## start EXTRACT TO READ

This heavenly chocolate cake is our most requested and is the perfect treat for any chocoholic. The secret to making a great chocolate cake is using the best quality cocoa you can find. It really does make a difference.
YIELD: THREE 9-INCH ROUNDS, 1 HALF SHEET (13 x 18 INCHES), 24 CUPCAKES
- All-purpose flour - 2 2/3 cups (12 ounces)
- Unsweetened cocoa powder - 1 cups plus
- 2 taplespoons ( 4 ounces)
- Baking Powder - 2 teaspoons
- Baking Soda - 1 teaspoon
- Salt - 1 teaspoon
- Sour cream - 1 cup (8 ounces)
- Pure vanilla extract -1 teaspoon
- Pure almond extract -1 teaspoon
- Unsalted butter -1 cup (2 sticks; 8 ounces)
- 2 Eggs
- Strong coffee -1 cup (10 ounces)
- Preheat the oven to 350'F. Brush the bottoms and sides of the pans with melted butter and line the bottoms with parchment paper.
- In a large bowl, sift together the flour, coco powder, baking powder, baking soda, and salt. Set aside.

## end EXTRACT TO READ
## start ENTRIES PROVIDED

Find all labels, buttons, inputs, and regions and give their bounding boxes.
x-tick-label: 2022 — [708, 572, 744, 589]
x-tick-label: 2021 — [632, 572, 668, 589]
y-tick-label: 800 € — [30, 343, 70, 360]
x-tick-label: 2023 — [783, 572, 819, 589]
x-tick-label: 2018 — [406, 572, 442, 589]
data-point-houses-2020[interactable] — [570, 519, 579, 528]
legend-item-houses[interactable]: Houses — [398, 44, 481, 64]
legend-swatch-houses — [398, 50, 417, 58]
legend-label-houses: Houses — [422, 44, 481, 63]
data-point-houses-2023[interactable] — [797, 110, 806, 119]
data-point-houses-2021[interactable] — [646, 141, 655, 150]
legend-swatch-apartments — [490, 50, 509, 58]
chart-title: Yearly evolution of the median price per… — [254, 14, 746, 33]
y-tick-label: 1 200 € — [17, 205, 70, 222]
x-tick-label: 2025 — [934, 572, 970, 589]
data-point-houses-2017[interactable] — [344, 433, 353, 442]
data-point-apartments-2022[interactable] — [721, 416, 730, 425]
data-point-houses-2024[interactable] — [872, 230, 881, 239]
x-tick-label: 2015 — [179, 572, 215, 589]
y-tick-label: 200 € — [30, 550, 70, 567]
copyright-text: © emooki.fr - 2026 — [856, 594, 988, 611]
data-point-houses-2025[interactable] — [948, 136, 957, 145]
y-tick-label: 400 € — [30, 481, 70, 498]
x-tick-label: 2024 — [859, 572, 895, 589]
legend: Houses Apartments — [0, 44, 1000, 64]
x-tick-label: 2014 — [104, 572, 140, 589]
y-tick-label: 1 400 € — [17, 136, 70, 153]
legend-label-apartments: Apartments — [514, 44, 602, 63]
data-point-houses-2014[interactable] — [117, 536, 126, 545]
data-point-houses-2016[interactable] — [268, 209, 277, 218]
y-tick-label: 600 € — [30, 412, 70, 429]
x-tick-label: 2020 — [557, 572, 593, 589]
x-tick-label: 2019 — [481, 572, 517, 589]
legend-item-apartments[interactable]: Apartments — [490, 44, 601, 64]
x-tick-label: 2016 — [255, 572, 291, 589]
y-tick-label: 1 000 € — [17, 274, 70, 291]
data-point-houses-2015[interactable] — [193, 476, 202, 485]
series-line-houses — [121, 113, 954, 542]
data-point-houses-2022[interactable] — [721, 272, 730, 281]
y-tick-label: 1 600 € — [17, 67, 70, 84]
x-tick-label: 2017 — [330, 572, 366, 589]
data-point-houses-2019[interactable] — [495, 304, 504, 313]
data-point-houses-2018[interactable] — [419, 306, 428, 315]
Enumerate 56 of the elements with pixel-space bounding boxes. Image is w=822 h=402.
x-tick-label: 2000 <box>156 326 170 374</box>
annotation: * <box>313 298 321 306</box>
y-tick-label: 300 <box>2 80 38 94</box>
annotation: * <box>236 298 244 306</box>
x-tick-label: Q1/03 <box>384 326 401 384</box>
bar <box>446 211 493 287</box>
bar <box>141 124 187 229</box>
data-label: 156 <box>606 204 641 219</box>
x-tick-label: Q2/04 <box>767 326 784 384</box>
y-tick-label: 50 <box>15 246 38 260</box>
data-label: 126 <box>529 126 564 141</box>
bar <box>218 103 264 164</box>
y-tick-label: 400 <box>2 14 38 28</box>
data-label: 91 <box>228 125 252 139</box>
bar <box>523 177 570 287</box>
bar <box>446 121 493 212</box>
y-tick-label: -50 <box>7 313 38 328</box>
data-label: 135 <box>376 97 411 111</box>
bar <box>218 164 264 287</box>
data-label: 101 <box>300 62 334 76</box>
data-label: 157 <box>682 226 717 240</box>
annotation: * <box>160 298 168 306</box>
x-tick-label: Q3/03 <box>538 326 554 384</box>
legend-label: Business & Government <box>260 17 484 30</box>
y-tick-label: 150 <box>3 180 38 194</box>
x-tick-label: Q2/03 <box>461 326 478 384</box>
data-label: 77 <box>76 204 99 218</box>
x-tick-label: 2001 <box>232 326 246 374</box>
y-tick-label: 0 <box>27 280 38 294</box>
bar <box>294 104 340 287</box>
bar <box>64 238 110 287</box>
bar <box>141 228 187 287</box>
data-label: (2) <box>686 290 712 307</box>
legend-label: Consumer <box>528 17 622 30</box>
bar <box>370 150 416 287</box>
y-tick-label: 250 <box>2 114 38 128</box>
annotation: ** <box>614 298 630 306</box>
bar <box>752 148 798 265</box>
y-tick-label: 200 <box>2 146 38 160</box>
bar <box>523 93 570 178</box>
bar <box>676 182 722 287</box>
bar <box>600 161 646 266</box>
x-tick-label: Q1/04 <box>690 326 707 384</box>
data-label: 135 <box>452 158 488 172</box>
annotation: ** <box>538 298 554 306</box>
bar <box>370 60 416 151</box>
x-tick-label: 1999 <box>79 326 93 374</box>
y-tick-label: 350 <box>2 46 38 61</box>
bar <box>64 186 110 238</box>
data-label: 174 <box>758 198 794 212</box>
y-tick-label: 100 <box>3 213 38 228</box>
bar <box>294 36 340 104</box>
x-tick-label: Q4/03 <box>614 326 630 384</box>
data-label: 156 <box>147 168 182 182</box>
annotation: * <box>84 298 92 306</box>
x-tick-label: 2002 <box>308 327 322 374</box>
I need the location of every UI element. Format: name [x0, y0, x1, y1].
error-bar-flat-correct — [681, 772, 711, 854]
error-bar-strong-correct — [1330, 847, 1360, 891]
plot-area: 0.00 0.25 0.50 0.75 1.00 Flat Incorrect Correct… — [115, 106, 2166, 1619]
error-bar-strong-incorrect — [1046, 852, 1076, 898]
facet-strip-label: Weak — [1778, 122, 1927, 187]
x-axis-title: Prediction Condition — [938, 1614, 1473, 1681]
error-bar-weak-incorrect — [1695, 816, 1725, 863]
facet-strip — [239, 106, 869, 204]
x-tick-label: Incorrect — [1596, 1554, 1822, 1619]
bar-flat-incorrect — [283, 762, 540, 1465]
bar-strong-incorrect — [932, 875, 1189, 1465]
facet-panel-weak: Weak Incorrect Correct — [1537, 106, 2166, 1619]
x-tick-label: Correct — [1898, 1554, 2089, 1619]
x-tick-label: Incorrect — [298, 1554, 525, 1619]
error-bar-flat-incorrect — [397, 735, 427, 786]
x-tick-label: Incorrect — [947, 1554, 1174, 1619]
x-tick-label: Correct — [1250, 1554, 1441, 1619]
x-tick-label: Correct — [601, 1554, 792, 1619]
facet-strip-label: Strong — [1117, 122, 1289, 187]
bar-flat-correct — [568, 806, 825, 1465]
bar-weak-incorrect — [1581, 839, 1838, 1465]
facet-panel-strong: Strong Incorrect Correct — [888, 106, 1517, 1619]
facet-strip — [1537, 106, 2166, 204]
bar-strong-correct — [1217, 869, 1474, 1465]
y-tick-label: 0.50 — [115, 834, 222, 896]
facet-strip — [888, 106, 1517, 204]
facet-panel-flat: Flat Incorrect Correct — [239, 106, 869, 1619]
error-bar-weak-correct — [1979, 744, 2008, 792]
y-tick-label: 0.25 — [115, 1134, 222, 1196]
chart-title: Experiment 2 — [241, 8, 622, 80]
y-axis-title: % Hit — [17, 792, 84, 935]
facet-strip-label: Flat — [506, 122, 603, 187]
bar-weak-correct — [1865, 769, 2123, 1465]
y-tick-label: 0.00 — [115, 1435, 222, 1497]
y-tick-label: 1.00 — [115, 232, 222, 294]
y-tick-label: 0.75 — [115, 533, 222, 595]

## end ENTRIES PROVIDED

### WHAT IS ASKED
1/ How much sour cream does the chocolate cake recipe call for?
2/ Continue the chocolate cake recipe from where it stops, adding its next steps.

### ANSWERS TO THE PROBLEMS
1/ 1 cup (8 ounces)

2/
- In a separate bowl, combine the sour cream, vanilla, and almond extract. Set aside.
- In the bowl of a standing mixer fitter with a paddle attachment, combine the butter and sugar and beat on medium speed until smooth.
- Set the mixer to low speed and add the eggs, one at a time, scraping thoroughly between each addition.
- Alternately add the flour and sour cream mixtures to the butter mixture in two batches, starting and ending with the flour mixture. Scrape down the bowl after each addition.
- Gradually pour in the coffee. Scrape down the bowl and beat until thoroughly combined.
- Divide the batter evenly between the cake pans or muffin tins. For 9-inch cake pans, bake 1 hour or until a toothpick comes out clean; for half-sheet pans, bake 45 minutes or until a toothpick comes out clean; for cupcakes, bake 20 to 25 minutes, or until they spring back after being touched.
- Allow the cakes to cool for 20 minutes. Once the cake is cool, release it from its pan by running a metal spatula or knife along the sides of the pan. Flip the cake over onto another pan or cake board and peel away the layer of parchment.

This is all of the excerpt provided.